* _Data for processing_
= = = =

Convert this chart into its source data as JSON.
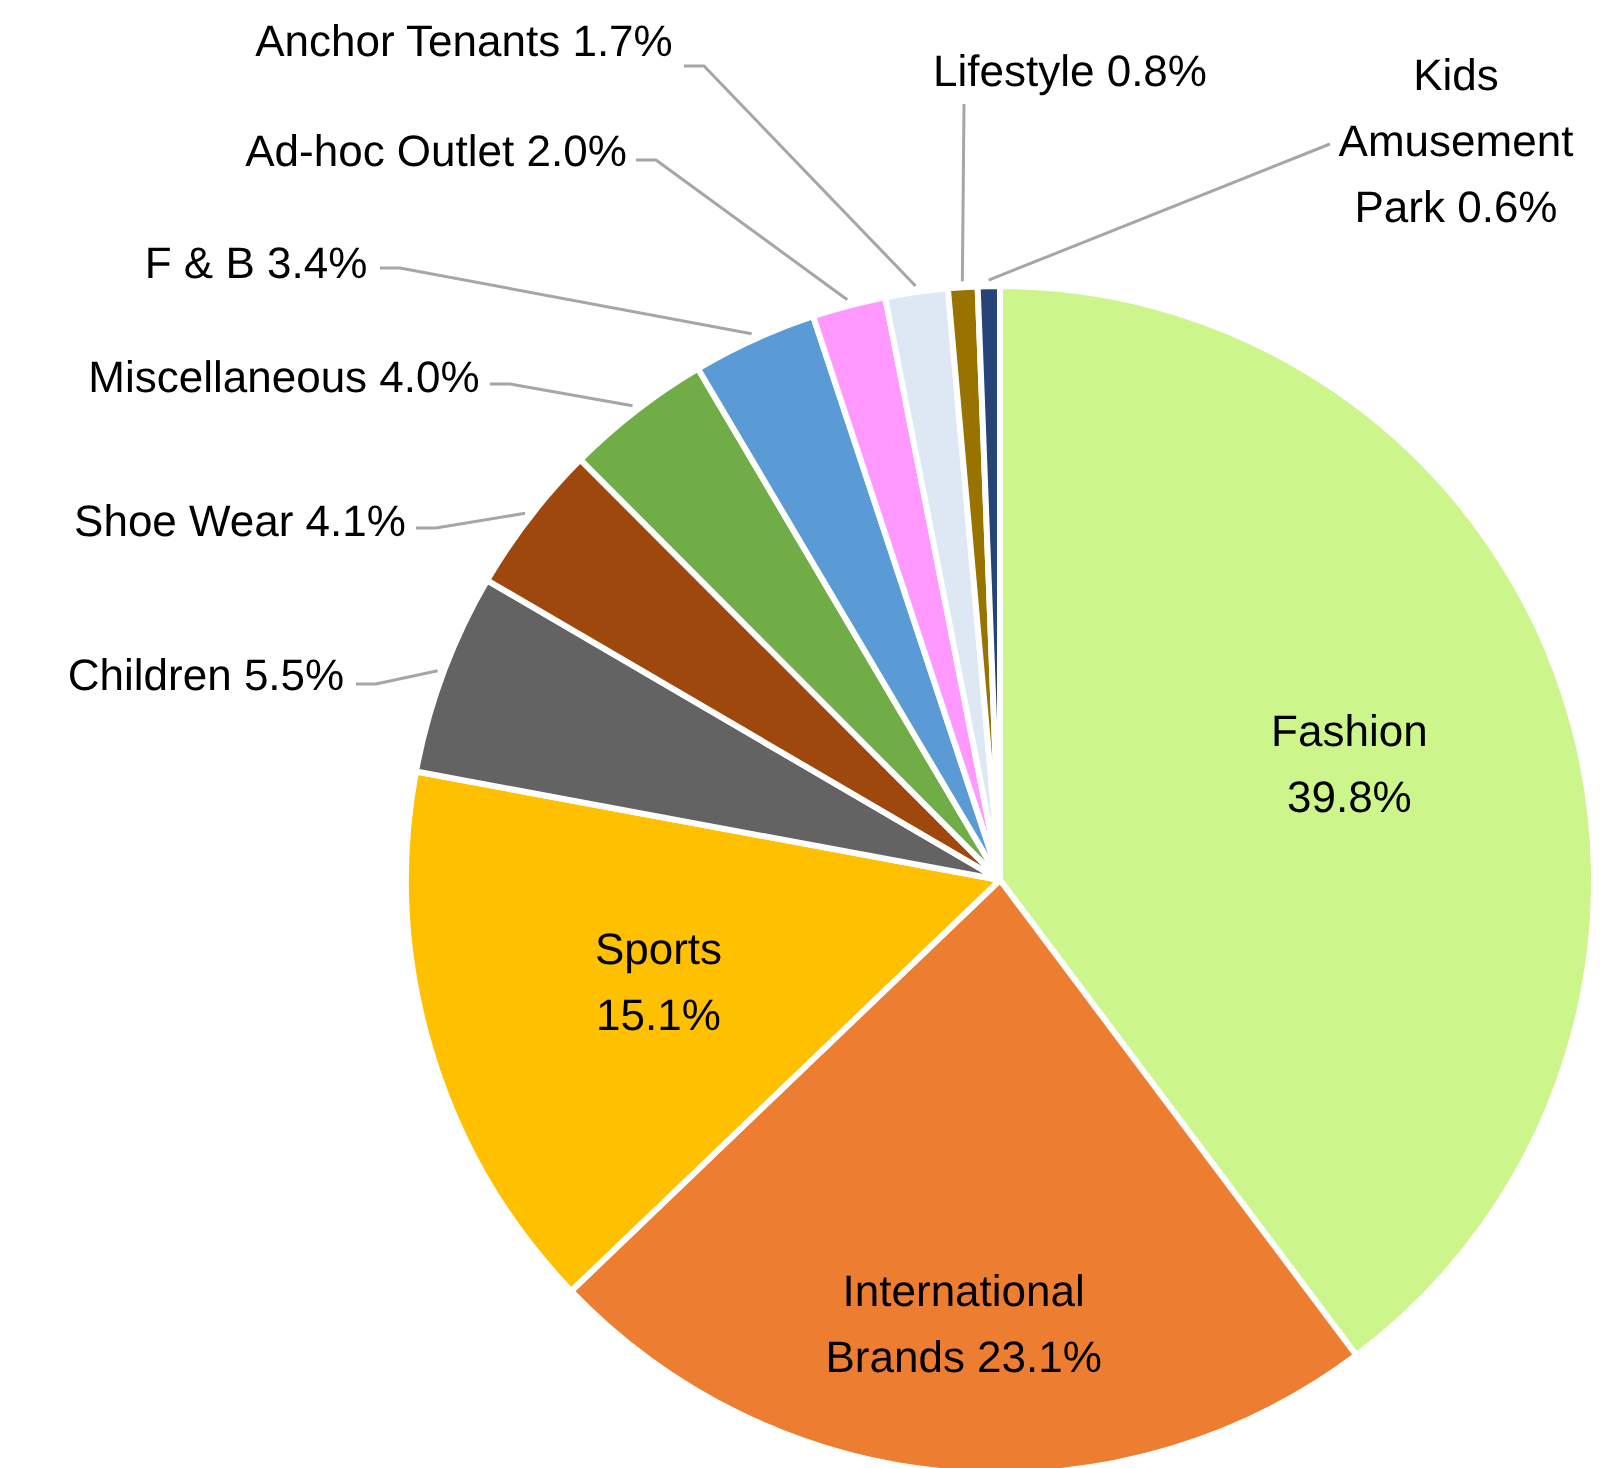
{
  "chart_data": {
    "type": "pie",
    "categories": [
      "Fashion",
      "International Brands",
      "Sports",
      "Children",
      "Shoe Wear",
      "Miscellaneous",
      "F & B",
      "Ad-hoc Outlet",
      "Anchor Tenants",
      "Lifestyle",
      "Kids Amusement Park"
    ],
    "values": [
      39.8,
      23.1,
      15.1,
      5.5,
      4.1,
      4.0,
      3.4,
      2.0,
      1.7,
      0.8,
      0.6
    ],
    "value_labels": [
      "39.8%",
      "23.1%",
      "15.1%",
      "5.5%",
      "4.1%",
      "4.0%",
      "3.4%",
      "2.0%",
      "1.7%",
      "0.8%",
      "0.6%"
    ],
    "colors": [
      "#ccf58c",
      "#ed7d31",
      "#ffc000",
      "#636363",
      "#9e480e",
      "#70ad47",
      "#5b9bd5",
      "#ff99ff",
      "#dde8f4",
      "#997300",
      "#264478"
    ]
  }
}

= = = =

Copy every line above word for word and exclude the pictures.

* _Result of the exercise_
Convert this chart into its source data as JSON.
{
  "chart_data": {
    "type": "pie",
    "categories": [
      "Fashion",
      "International Brands",
      "Sports",
      "Children",
      "Shoe Wear",
      "Miscellaneous",
      "F & B",
      "Ad-hoc Outlet",
      "Anchor Tenants",
      "Lifestyle",
      "Kids Amusement Park"
    ],
    "values": [
      39.8,
      23.1,
      15.1,
      5.5,
      4.1,
      4.0,
      3.4,
      2.0,
      1.7,
      0.8,
      0.6
    ],
    "value_labels": [
      "39.8%",
      "23.1%",
      "15.1%",
      "5.5%",
      "4.1%",
      "4.0%",
      "3.4%",
      "2.0%",
      "1.7%",
      "0.8%",
      "0.6%"
    ],
    "colors": [
      "#ccf58c",
      "#ed7d31",
      "#ffc000",
      "#636363",
      "#9e480e",
      "#70ad47",
      "#5b9bd5",
      "#ff99ff",
      "#dde8f4",
      "#997300",
      "#264478"
    ]
  }
}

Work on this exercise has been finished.